= What to produce =
Write the material out again exactly.

= Data lines =
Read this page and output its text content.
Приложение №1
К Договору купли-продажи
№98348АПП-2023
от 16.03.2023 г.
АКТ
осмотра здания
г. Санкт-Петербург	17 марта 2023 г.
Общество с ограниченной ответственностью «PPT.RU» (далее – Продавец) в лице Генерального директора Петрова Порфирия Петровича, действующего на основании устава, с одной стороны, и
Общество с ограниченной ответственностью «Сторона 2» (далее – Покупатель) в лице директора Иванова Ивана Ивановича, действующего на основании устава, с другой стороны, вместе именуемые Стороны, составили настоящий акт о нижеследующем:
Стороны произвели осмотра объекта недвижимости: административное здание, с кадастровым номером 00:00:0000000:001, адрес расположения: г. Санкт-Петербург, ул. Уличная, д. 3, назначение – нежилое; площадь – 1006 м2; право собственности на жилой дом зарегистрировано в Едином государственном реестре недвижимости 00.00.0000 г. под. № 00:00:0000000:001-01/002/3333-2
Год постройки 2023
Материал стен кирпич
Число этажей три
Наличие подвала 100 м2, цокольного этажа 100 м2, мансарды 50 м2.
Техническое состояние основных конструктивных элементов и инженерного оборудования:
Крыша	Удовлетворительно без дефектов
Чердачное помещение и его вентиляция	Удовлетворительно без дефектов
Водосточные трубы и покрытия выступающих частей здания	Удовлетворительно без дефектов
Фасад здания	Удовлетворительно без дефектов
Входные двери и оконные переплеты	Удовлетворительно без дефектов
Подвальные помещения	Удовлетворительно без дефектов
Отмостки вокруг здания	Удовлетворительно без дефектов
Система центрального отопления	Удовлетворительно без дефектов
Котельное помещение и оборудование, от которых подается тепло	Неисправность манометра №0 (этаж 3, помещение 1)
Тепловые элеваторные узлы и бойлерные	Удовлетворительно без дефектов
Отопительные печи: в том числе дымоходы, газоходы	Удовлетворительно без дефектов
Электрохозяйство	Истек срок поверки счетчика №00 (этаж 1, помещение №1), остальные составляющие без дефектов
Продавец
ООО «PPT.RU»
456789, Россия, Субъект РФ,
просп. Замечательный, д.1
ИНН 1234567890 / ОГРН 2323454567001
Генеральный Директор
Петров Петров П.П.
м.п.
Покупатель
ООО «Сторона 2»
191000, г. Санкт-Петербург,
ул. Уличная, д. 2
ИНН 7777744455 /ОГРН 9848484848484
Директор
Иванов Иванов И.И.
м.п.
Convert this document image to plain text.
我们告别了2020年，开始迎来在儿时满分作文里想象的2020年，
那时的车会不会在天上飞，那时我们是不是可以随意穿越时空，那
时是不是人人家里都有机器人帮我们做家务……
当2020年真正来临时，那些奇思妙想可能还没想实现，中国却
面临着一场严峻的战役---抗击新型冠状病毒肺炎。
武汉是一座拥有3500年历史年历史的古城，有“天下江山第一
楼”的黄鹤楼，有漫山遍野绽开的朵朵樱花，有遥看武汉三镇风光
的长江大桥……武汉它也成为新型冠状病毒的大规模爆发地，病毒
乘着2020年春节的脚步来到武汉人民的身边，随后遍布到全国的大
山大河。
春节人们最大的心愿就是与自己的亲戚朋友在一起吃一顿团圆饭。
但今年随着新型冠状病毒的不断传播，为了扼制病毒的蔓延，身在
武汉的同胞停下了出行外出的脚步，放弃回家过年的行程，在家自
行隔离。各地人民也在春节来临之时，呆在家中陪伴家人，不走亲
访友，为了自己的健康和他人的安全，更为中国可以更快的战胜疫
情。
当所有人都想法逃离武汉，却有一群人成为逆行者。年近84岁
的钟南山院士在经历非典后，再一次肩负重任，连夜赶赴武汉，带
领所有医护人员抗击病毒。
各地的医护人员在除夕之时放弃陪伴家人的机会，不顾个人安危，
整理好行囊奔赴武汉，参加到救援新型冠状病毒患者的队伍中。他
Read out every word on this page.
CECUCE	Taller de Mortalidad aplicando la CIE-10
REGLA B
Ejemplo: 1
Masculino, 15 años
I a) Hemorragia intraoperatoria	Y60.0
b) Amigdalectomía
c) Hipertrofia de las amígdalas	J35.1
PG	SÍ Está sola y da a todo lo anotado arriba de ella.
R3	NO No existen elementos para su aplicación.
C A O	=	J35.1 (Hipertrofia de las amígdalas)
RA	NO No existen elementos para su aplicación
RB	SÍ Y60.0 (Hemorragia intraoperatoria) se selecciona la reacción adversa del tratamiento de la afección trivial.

= Answer for the task =
Read this page and output its text content.
Приложение №1
К Договору купли-продажи
№98348АПП-2023
от 16.03.2023 г.
АКТ
осмотра здания
г. Санкт-Петербург	17 марта 2023 г.
Общество с ограниченной ответственностью «PPT.RU» (далее – Продавец) в лице Генерального директора Петрова Порфирия Петровича, действующего на основании устава, с одной стороны, и
Общество с ограниченной ответственностью «Сторона 2» (далее – Покупатель) в лице директора Иванова Ивана Ивановича, действующего на основании устава, с другой стороны, вместе именуемые Стороны, составили настоящий акт о нижеследующем:
Стороны произвели осмотра объекта недвижимости: административное здание, с кадастровым номером 00:00:0000000:001, адрес расположения: г. Санкт-Петербург, ул. Уличная, д. 3, назначение – нежилое; площадь – 1006 м2; право собственности на жилой дом зарегистрировано в Едином государственном реестре недвижимости 00.00.0000 г. под. № 00:00:0000000:001-01/002/3333-2
Год постройки 2023
Материал стен кирпич
Число этажей три
Наличие подвала 100 м2, цокольного этажа 100 м2, мансарды 50 м2.
Техническое состояние основных конструктивных элементов и инженерного оборудования:
Крыша	Удовлетворительно без дефектов
Чердачное помещение и его вентиляция	Удовлетворительно без дефектов
Водосточные трубы и покрытия выступающих частей здания	Удовлетворительно без дефектов
Фасад здания	Удовлетворительно без дефектов
Входные двери и оконные переплеты	Удовлетворительно без дефектов
Подвальные помещения	Удовлетворительно без дефектов
Отмостки вокруг здания	Удовлетворительно без дефектов
Система центрального отопления	Удовлетворительно без дефектов
Котельное помещение и оборудование, от которых подается тепло	Неисправность манометра №0 (этаж 3, помещение 1)
Тепловые элеваторные узлы и бойлерные	Удовлетворительно без дефектов
Отопительные печи: в том числе дымоходы, газоходы	Удовлетворительно без дефектов
Электрохозяйство	Истек срок поверки счетчика №00 (этаж 1, помещение №1), остальные составляющие без дефектов
Продавец
ООО «PPT.RU»
456789, Россия, Субъект РФ,
просп. Замечательный, д.1
ИНН 1234567890 / ОГРН 2323454567001
Генеральный Директор
Петров Петров П.П.
м.п.
Покупатель
ООО «Сторона 2»
191000, г. Санкт-Петербург,
ул. Уличная, д. 2
ИНН 7777744455 /ОГРН 9848484848484
Директор
Иванов Иванов И.И.
м.п.
Convert this document image to plain text.
我们告别了2020年，开始迎来在儿时满分作文里想象的2020年，
那时的车会不会在天上飞，那时我们是不是可以随意穿越时空，那
时是不是人人家里都有机器人帮我们做家务……
当2020年真正来临时，那些奇思妙想可能还没想实现，中国却
面临着一场严峻的战役---抗击新型冠状病毒肺炎。
武汉是一座拥有3500年历史年历史的古城，有“天下江山第一
楼”的黄鹤楼，有漫山遍野绽开的朵朵樱花，有遥看武汉三镇风光
的长江大桥……武汉它也成为新型冠状病毒的大规模爆发地，病毒
乘着2020年春节的脚步来到武汉人民的身边，随后遍布到全国的大
山大河。
春节人们最大的心愿就是与自己的亲戚朋友在一起吃一顿团圆饭。
但今年随着新型冠状病毒的不断传播，为了扼制病毒的蔓延，身在
武汉的同胞停下了出行外出的脚步，放弃回家过年的行程，在家自
行隔离。各地人民也在春节来临之时，呆在家中陪伴家人，不走亲
访友，为了自己的健康和他人的安全，更为中国可以更快的战胜疫
情。
当所有人都想法逃离武汉，却有一群人成为逆行者。年近84岁
的钟南山院士在经历非典后，再一次肩负重任，连夜赶赴武汉，带
领所有医护人员抗击病毒。
各地的医护人员在除夕之时放弃陪伴家人的机会，不顾个人安危，
整理好行囊奔赴武汉，参加到救援新型冠状病毒患者的队伍中。他
Read out every word on this page.
CECUCE	Taller de Mortalidad aplicando la CIE-10
REGLA B
Ejemplo: 1
Masculino, 15 años
I a) Hemorragia intraoperatoria	Y60.0
b) Amigdalectomía
c) Hipertrofia de las amígdalas	J35.1
PG	SÍ Está sola y da a todo lo anotado arriba de ella.
R3	NO No existen elementos para su aplicación.
C A O	=	J35.1 (Hipertrofia de las amígdalas)
RA	NO No existen elementos para su aplicación
RB	SÍ Y60.0 (Hemorragia intraoperatoria) se selecciona la reacción adversa del tratamiento de la afección trivial.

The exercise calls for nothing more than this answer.